GESTELLTE AUFGABE 1 — Entnimm der Auflistung alle Zeilen von der Zeile mit „add-people-input[interactable] (740, 321, 964, 346)“ bis hinunter zur Zeile mit „notify-checkbox-row[interactable]: ✓ Notify“, beide eingeschlossen, und gib sie unverändert wieder.

TEXTAUSZUG —
Nach dem vereinsrechtlichen Verbot der Internetplattform linksunten.indymedia.org durch das Bundesinnenministerium (BMI) im Sommer 2017 haben die Prozessbevollmächtigten der als vermeintliche Betreiber verorteten Personen nun deren Klagen vor dem Bundesverwaltungsgericht gegen das Verbot begründet.
Die Begründung der Klagen greift die Verbotsverfügung des BMI in mehrerlei Hinsicht als rechtswidrig an. Hiernach sei das BMI für eine Maßnahme gegen eine Online-Plattform schon nicht zuständig, sondern vielmehr die Aufsichtsbehörden nach dem vorrangig anzuwendenden Telemedienrecht. Im Fall von linksunten.indymedia.org wäre dies die für die Pressefreiheit sensibilisierte Landesmedienanstalt Baden-Württemberg gewesen. Diese hatte das Angebot der Online-Plattform linksunten.indymedia.org aber zu keinem Zeitpunkt kritisiert geschweige denn ist gegen die Plattform medienrechtlich vorgegangen worden. Selbst wenn das Vereinsrecht aber anwendbar wäre, hätte der Plattform vor einem vollständigen Verbot die Gelegenheit zur Sperrung strafrechtswidriger oder verfassungsfeindlicher Inhalte gegeben werden müssen. So hätte gerichtlich auch vorab geklärt werden können, ob sich der Plattform zurechenbare strafrechtswidrige und/oder verfassungsfeindliche Inhalte überhaupt in dem Angebot der Seite befunden haben.
„Wir kennen entgegen verfahrensrechtlicher Vorgaben bislang nur einen Bruchteil der Verwaltungsakte und haben diverse Beiziehungs- und Beweisanträge stellen müssen. Das BMI scheint hier aber auf Zeit zu spielen. Bereits jetzt können wir jedoch sagen, dass das BMI unserer Auffassung nach unter Kompetenzüberschreitung das Vereinsrecht aus politischen Gründen missbraucht hat, um sich einer kritischen Nachrichtenplattform zu entledigen“ kritisiert der Göttinger Rechtsanwalt Sven Adam das Vorgehen der Behörde unter seinerzeit noch Thomas de Maizière.

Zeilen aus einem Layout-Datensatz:
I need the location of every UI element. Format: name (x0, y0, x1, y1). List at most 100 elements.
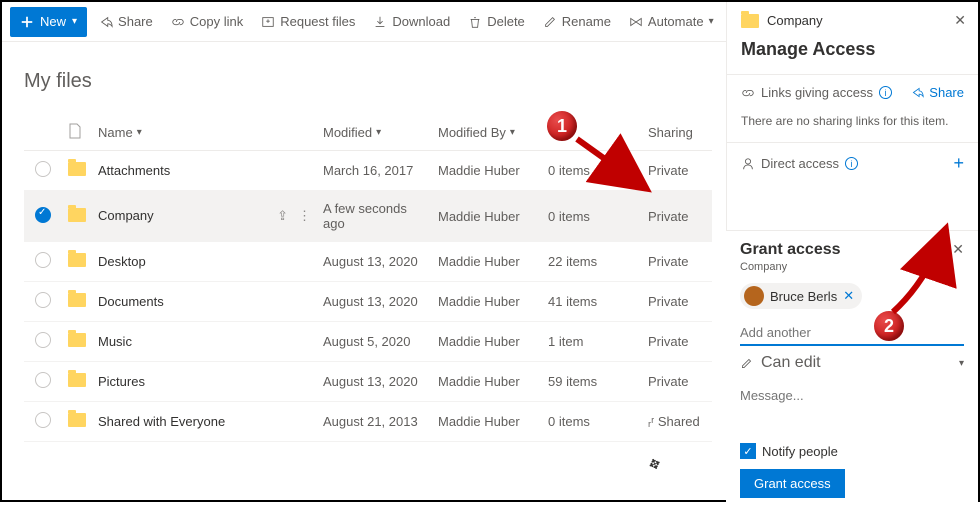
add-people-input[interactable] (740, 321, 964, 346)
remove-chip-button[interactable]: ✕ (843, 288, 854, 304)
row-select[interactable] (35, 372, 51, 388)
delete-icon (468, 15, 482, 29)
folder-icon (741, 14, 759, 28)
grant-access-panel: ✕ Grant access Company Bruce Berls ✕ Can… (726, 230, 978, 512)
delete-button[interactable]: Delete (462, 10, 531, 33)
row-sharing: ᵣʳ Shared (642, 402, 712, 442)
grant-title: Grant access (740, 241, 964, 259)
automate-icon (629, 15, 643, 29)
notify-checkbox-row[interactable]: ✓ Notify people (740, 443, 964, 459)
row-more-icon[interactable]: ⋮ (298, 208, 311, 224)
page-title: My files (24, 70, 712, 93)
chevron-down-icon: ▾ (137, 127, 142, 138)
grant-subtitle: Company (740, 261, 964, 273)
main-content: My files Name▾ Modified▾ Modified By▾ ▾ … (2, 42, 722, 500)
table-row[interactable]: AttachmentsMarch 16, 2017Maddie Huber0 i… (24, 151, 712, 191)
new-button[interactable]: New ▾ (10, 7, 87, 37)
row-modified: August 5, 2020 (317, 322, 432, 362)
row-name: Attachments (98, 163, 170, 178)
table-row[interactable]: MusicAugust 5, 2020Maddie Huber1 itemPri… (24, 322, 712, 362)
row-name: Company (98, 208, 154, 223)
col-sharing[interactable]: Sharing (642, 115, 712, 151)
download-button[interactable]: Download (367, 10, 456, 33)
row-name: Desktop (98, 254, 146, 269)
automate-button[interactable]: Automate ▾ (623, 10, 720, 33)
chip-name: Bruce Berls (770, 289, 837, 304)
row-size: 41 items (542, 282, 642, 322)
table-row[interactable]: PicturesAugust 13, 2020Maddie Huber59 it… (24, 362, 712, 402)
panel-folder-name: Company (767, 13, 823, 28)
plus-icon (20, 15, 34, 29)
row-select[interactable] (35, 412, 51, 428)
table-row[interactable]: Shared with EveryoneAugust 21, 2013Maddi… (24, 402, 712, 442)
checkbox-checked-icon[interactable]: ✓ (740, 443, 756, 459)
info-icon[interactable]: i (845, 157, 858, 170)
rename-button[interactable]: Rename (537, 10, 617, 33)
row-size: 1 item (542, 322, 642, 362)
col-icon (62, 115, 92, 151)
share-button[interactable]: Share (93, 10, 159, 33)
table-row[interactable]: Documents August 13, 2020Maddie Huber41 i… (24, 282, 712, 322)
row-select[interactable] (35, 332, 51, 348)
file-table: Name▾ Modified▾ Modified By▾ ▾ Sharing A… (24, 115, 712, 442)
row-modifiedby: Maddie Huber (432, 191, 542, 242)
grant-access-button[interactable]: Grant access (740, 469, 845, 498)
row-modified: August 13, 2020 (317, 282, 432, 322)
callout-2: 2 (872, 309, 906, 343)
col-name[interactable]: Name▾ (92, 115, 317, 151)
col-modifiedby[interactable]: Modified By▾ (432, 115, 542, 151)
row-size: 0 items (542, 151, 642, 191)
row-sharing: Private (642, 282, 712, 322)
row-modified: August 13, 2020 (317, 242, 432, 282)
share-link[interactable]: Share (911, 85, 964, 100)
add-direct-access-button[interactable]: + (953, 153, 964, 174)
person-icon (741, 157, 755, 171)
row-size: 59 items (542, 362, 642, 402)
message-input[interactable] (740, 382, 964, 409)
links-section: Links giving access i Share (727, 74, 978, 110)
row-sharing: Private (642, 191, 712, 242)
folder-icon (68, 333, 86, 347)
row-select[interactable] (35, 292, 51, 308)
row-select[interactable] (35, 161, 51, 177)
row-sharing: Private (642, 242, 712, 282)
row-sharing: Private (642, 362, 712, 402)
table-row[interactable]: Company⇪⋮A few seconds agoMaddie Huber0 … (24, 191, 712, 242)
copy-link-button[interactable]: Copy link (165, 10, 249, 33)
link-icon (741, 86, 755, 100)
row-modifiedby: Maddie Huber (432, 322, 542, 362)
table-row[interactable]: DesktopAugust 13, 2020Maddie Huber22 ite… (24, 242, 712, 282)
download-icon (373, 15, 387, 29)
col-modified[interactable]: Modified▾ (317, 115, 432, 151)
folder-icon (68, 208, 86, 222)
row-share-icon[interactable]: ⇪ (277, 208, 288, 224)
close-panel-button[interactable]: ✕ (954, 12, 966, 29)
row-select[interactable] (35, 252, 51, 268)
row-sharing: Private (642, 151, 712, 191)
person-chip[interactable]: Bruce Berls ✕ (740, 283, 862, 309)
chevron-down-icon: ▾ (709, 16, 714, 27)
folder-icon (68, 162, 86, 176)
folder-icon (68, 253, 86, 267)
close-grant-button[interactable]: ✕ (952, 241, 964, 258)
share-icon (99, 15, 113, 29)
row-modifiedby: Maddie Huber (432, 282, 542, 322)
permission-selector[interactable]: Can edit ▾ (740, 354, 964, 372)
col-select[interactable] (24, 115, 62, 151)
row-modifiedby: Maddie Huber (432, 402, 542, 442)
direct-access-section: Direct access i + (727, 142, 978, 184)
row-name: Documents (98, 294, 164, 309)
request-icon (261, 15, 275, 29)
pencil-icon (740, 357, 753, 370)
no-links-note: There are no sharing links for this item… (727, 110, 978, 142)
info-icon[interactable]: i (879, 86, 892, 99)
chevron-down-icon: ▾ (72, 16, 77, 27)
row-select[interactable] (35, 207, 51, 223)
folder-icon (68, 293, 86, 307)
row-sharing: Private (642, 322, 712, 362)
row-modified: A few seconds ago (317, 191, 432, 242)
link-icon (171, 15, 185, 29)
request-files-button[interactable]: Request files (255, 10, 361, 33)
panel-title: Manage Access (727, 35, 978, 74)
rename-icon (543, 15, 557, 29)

GESTELLTE AUFGABE 2 — Fasse im Text über das Verbot von linksunten.indymedia.org den Absatz, der mit „Die Begründung der Klagen greift“ beginnt, als kurze Stichpunktliste mit seinen wesentlichen Aussagen zusammen.

ANTWORT 1 —
add-people-input[interactable] (740, 321, 964, 346)
remove-chip-button[interactable]: ✕ (843, 288, 854, 304)
row-select[interactable] (35, 372, 51, 388)
delete-icon (468, 15, 482, 29)
folder-icon (741, 14, 759, 28)
grant-access-panel: ✕ Grant access Company Bruce Berls ✕ Can… (726, 230, 978, 512)
delete-button[interactable]: Delete (462, 10, 531, 33)
row-sharing: ᵣʳ Shared (642, 402, 712, 442)
grant-title: Grant access (740, 241, 964, 259)
automate-icon (629, 15, 643, 29)
notify-checkbox-row[interactable]: ✓ Notify people (740, 443, 964, 459)

ANTWORT 2 —
- Die Klagebegründung greift die Verbotsverfügung des BMI in mehrfacher Hinsicht als rechtswidrig an.
- Für eine Maßnahme gegen eine Online-Plattform sei nicht das BMI zuständig. Zuständig seien die Aufsichtsbehörden nach dem vorrangigen Telemedienrecht, hier die Landesmedienanstalt Baden-Württemberg.
- Diese hat das Angebot nie kritisiert und ist medienrechtlich nicht gegen die Plattform vorgegangen.
- Selbst wenn das Vereinsrecht anwendbar wäre, hätte die Plattform vor einem vollständigen Verbot Gelegenheit bekommen müssen, strafrechtswidrige oder verfassungsfeindliche Inhalte zu sperren.
- So hätte vorab gerichtlich geklärt werden können, ob der Plattform zurechenbare Inhalte dieser Art überhaupt vorhanden waren.